§ Stated exercise
Repeat the records verbatim and leave the pictures out of your copy.

** begin Source data **

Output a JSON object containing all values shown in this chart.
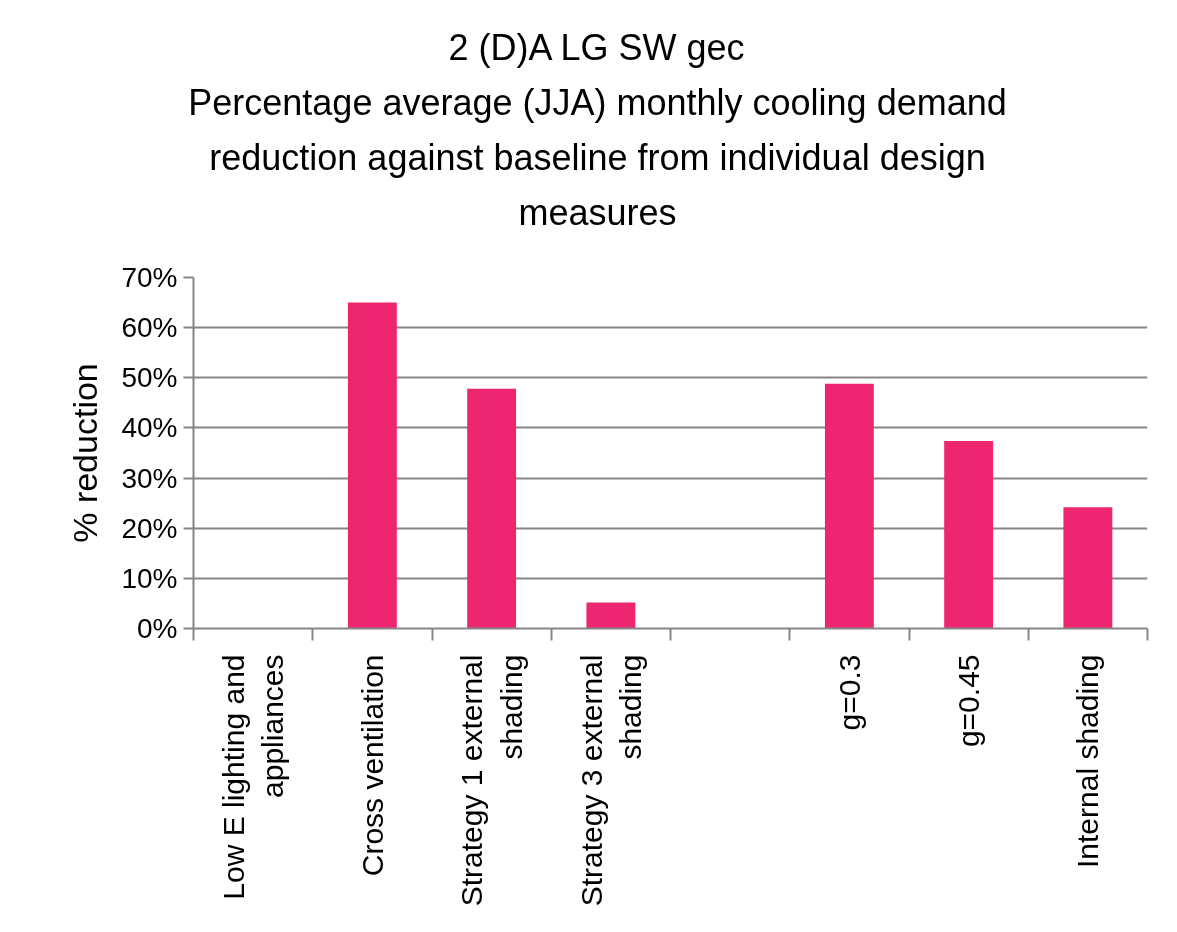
{
  "chart_data": {
    "type": "bar",
    "title": "2 (D)A LG SW gec",
    "subtitle": "Percentage average (JJA) monthly cooling demand reduction against baseline from individual design measures",
    "ylabel": "% reduction",
    "categories": [
      "Low E lighting and appliances",
      "Cross ventilation",
      "Strategy 1 external shading",
      "Strategy 3 external shading",
      null,
      "g=0.3",
      "g=0.45",
      "Internal shading"
    ],
    "values": [
      null,
      65,
      47.8,
      5.2,
      null,
      48.8,
      37.4,
      24.2
    ],
    "color": "#ee2670",
    "ylim": [
      0,
      70
    ],
    "yticks": [
      {
        "value": 0,
        "label": "0%"
      },
      {
        "value": 10,
        "label": "10%"
      },
      {
        "value": 20,
        "label": "20%"
      },
      {
        "value": 30,
        "label": "30%"
      },
      {
        "value": 40,
        "label": "40%"
      },
      {
        "value": 50,
        "label": "50%"
      },
      {
        "value": 60,
        "label": "60%"
      },
      {
        "value": 70,
        "label": "70%"
      }
    ],
    "grid": "y"
  }
}
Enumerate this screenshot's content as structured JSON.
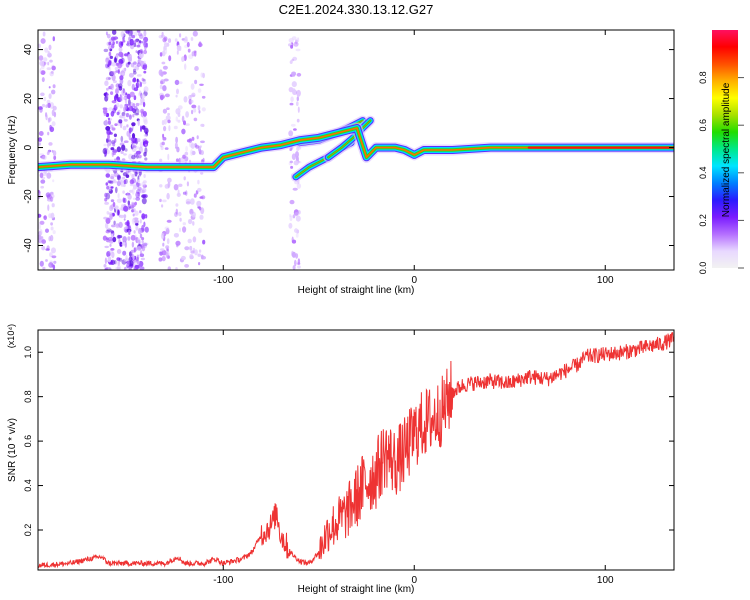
{
  "title": "C2E1.2024.330.13.12.G27",
  "chart_data": [
    {
      "type": "heatmap",
      "xlabel": "Height of straight line (km)",
      "ylabel": "Frequency (Hz)",
      "xlim": [
        -197,
        136
      ],
      "ylim": [
        -50,
        48
      ],
      "x_ticks": [
        -100,
        0,
        100
      ],
      "y_ticks": [
        -40,
        -20,
        0,
        20,
        40
      ],
      "grid": false,
      "colorbar": {
        "label": "Normalized spectral amplitude",
        "range": [
          0,
          1
        ],
        "ticks": [
          "0.0",
          "0.2",
          "0.4",
          "0.6",
          "0.8"
        ],
        "colors": [
          "#f2f2f2",
          "#e8d8ff",
          "#b46eff",
          "#7a1cff",
          "#2a1bff",
          "#0080ff",
          "#00e5ff",
          "#00e88a",
          "#22dd00",
          "#a8e000",
          "#ffff00",
          "#ffb000",
          "#ff5000",
          "#ff0000",
          "#ff1060"
        ]
      },
      "ridge": {
        "x": [
          -197,
          -180,
          -160,
          -140,
          -120,
          -105,
          -100,
          -90,
          -80,
          -70,
          -60,
          -50,
          -40,
          -30,
          -25,
          -20,
          -10,
          -5,
          0,
          5,
          10,
          20,
          40,
          60,
          80,
          100,
          120,
          136
        ],
        "y": [
          -8,
          -7,
          -7,
          -8,
          -8,
          -8,
          -4,
          -2,
          0,
          1,
          3,
          4,
          6,
          8,
          -4,
          0,
          0,
          -1,
          -3,
          -1,
          -1,
          -1,
          0,
          0,
          0,
          0,
          0,
          0
        ]
      },
      "branches": [
        {
          "x": [
            -62,
            -55,
            -45,
            -38,
            -33
          ],
          "y": [
            -12,
            -8,
            -4,
            0,
            2
          ]
        },
        {
          "x": [
            -60,
            -50,
            -40,
            -32,
            -27
          ],
          "y": [
            2,
            3,
            6,
            9,
            11
          ]
        },
        {
          "x": [
            -45,
            -38,
            -32,
            -27,
            -23
          ],
          "y": [
            -4,
            0,
            4,
            8,
            11
          ]
        }
      ],
      "scatter_bands": [
        {
          "x": [
            -197,
            -188
          ],
          "density": 0.35
        },
        {
          "x": [
            -162,
            -140
          ],
          "density": 1.0
        },
        {
          "x": [
            -133,
            -128
          ],
          "density": 0.3
        },
        {
          "x": [
            -125,
            -110
          ],
          "density": 0.3
        },
        {
          "x": [
            -65,
            -60
          ],
          "density": 0.25
        }
      ]
    },
    {
      "type": "line",
      "xlabel": "Height of straight line (km)",
      "ylabel": "SNR (10 * v/v)",
      "y_multiplier": "(x10⁴)",
      "xlim": [
        -197,
        136
      ],
      "ylim": [
        0.02,
        1.1
      ],
      "x_ticks": [
        -100,
        0,
        100
      ],
      "y_ticks": [
        0.2,
        0.4,
        0.6,
        0.8,
        1.0
      ],
      "color": "#ee3333",
      "grid": false,
      "x": [
        -197,
        -180,
        -170,
        -164,
        -160,
        -150,
        -140,
        -130,
        -124,
        -120,
        -110,
        -104,
        -100,
        -95,
        -90,
        -85,
        -80,
        -75,
        -72,
        -70,
        -65,
        -60,
        -55,
        -50,
        -45,
        -40,
        -35,
        -30,
        -25,
        -20,
        -15,
        -10,
        -5,
        0,
        5,
        10,
        15,
        20,
        25,
        30,
        40,
        50,
        60,
        70,
        80,
        85,
        90,
        100,
        110,
        120,
        130,
        136
      ],
      "y": [
        0.04,
        0.05,
        0.07,
        0.08,
        0.05,
        0.05,
        0.05,
        0.05,
        0.08,
        0.05,
        0.05,
        0.07,
        0.05,
        0.06,
        0.07,
        0.1,
        0.18,
        0.22,
        0.28,
        0.18,
        0.1,
        0.06,
        0.05,
        0.1,
        0.2,
        0.24,
        0.28,
        0.35,
        0.42,
        0.45,
        0.55,
        0.5,
        0.55,
        0.63,
        0.68,
        0.7,
        0.74,
        0.82,
        0.85,
        0.86,
        0.87,
        0.86,
        0.89,
        0.88,
        0.92,
        0.94,
        0.98,
        0.99,
        1.0,
        1.02,
        1.04,
        1.06
      ]
    }
  ]
}
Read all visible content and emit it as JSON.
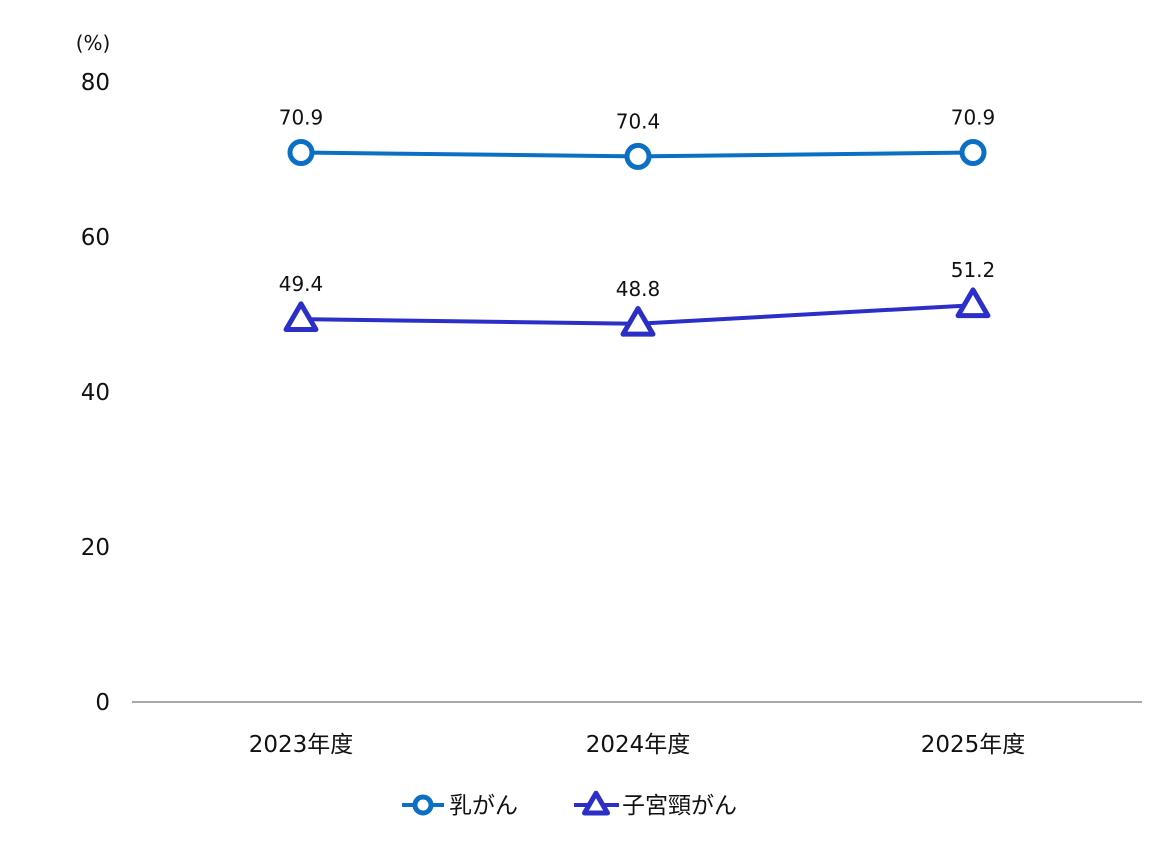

** end Source data **

§ Response below
Output a JSON object containing all values shown in this chart.
{
  "chart_data": {
    "type": "bar",
    "title": "2 (D)A LG SW gec",
    "subtitle": "Percentage average (JJA) monthly cooling demand reduction against baseline from individual design measures",
    "ylabel": "% reduction",
    "categories": [
      "Low E lighting and appliances",
      "Cross ventilation",
      "Strategy 1 external shading",
      "Strategy 3 external shading",
      null,
      "g=0.3",
      "g=0.45",
      "Internal shading"
    ],
    "values": [
      null,
      65,
      47.8,
      5.2,
      null,
      48.8,
      37.4,
      24.2
    ],
    "color": "#ee2670",
    "ylim": [
      0,
      70
    ],
    "yticks": [
      {
        "value": 0,
        "label": "0%"
      },
      {
        "value": 10,
        "label": "10%"
      },
      {
        "value": 20,
        "label": "20%"
      },
      {
        "value": 30,
        "label": "30%"
      },
      {
        "value": 40,
        "label": "40%"
      },
      {
        "value": 50,
        "label": "50%"
      },
      {
        "value": 60,
        "label": "60%"
      },
      {
        "value": 70,
        "label": "70%"
      }
    ],
    "grid": "y"
  }
}
Enumerate this screenshot's content as structured JSON.
{
  "title": "C2E1.2024.330.13.12.G27",
  "chart_data": [
    {
      "type": "heatmap",
      "xlabel": "Height of straight line (km)",
      "ylabel": "Frequency (Hz)",
      "xlim": [
        -197,
        136
      ],
      "ylim": [
        -50,
        48
      ],
      "x_ticks": [
        -100,
        0,
        100
      ],
      "y_ticks": [
        -40,
        -20,
        0,
        20,
        40
      ],
      "grid": false,
      "colorbar": {
        "label": "Normalized spectral amplitude",
        "range": [
          0,
          1
        ],
        "ticks": [
          "0.0",
          "0.2",
          "0.4",
          "0.6",
          "0.8"
        ],
        "colors": [
          "#f2f2f2",
          "#e8d8ff",
          "#b46eff",
          "#7a1cff",
          "#2a1bff",
          "#0080ff",
          "#00e5ff",
          "#00e88a",
          "#22dd00",
          "#a8e000",
          "#ffff00",
          "#ffb000",
          "#ff5000",
          "#ff0000",
          "#ff1060"
        ]
      },
      "ridge": {
        "x": [
          -197,
          -180,
          -160,
          -140,
          -120,
          -105,
          -100,
          -90,
          -80,
          -70,
          -60,
          -50,
          -40,
          -30,
          -25,
          -20,
          -10,
          -5,
          0,
          5,
          10,
          20,
          40,
          60,
          80,
          100,
          120,
          136
        ],
        "y": [
          -8,
          -7,
          -7,
          -8,
          -8,
          -8,
          -4,
          -2,
          0,
          1,
          3,
          4,
          6,
          8,
          -4,
          0,
          0,
          -1,
          -3,
          -1,
          -1,
          -1,
          0,
          0,
          0,
          0,
          0,
          0
        ]
      },
      "branches": [
        {
          "x": [
            -62,
            -55,
            -45,
            -38,
            -33
          ],
          "y": [
            -12,
            -8,
            -4,
            0,
            2
          ]
        },
        {
          "x": [
            -60,
            -50,
            -40,
            -32,
            -27
          ],
          "y": [
            2,
            3,
            6,
            9,
            11
          ]
        },
        {
          "x": [
            -45,
            -38,
            -32,
            -27,
            -23
          ],
          "y": [
            -4,
            0,
            4,
            8,
            11
          ]
        }
      ],
      "scatter_bands": [
        {
          "x": [
            -197,
            -188
          ],
          "density": 0.35
        },
        {
          "x": [
            -162,
            -140
          ],
          "density": 1.0
        },
        {
          "x": [
            -133,
            -128
          ],
          "density": 0.3
        },
        {
          "x": [
            -125,
            -110
          ],
          "density": 0.3
        },
        {
          "x": [
            -65,
            -60
          ],
          "density": 0.25
        }
      ]
    },
    {
      "type": "line",
      "xlabel": "Height of straight line (km)",
      "ylabel": "SNR (10 * v/v)",
      "y_multiplier": "(x10⁴)",
      "xlim": [
        -197,
        136
      ],
      "ylim": [
        0.02,
        1.1
      ],
      "x_ticks": [
        -100,
        0,
        100
      ],
      "y_ticks": [
        0.2,
        0.4,
        0.6,
        0.8,
        1.0
      ],
      "color": "#ee3333",
      "grid": false,
      "x": [
        -197,
        -180,
        -170,
        -164,
        -160,
        -150,
        -140,
        -130,
        -124,
        -120,
        -110,
        -104,
        -100,
        -95,
        -90,
        -85,
        -80,
        -75,
        -72,
        -70,
        -65,
        -60,
        -55,
        -50,
        -45,
        -40,
        -35,
        -30,
        -25,
        -20,
        -15,
        -10,
        -5,
        0,
        5,
        10,
        15,
        20,
        25,
        30,
        40,
        50,
        60,
        70,
        80,
        85,
        90,
        100,
        110,
        120,
        130,
        136
      ],
      "y": [
        0.04,
        0.05,
        0.07,
        0.08,
        0.05,
        0.05,
        0.05,
        0.05,
        0.08,
        0.05,
        0.05,
        0.07,
        0.05,
        0.06,
        0.07,
        0.1,
        0.18,
        0.22,
        0.28,
        0.18,
        0.1,
        0.06,
        0.05,
        0.1,
        0.2,
        0.24,
        0.28,
        0.35,
        0.42,
        0.45,
        0.55,
        0.5,
        0.55,
        0.63,
        0.68,
        0.7,
        0.74,
        0.82,
        0.85,
        0.86,
        0.87,
        0.86,
        0.89,
        0.88,
        0.92,
        0.94,
        0.98,
        0.99,
        1.0,
        1.02,
        1.04,
        1.06
      ]
    }
  ]
}
Read all visible content and emit it as JSON.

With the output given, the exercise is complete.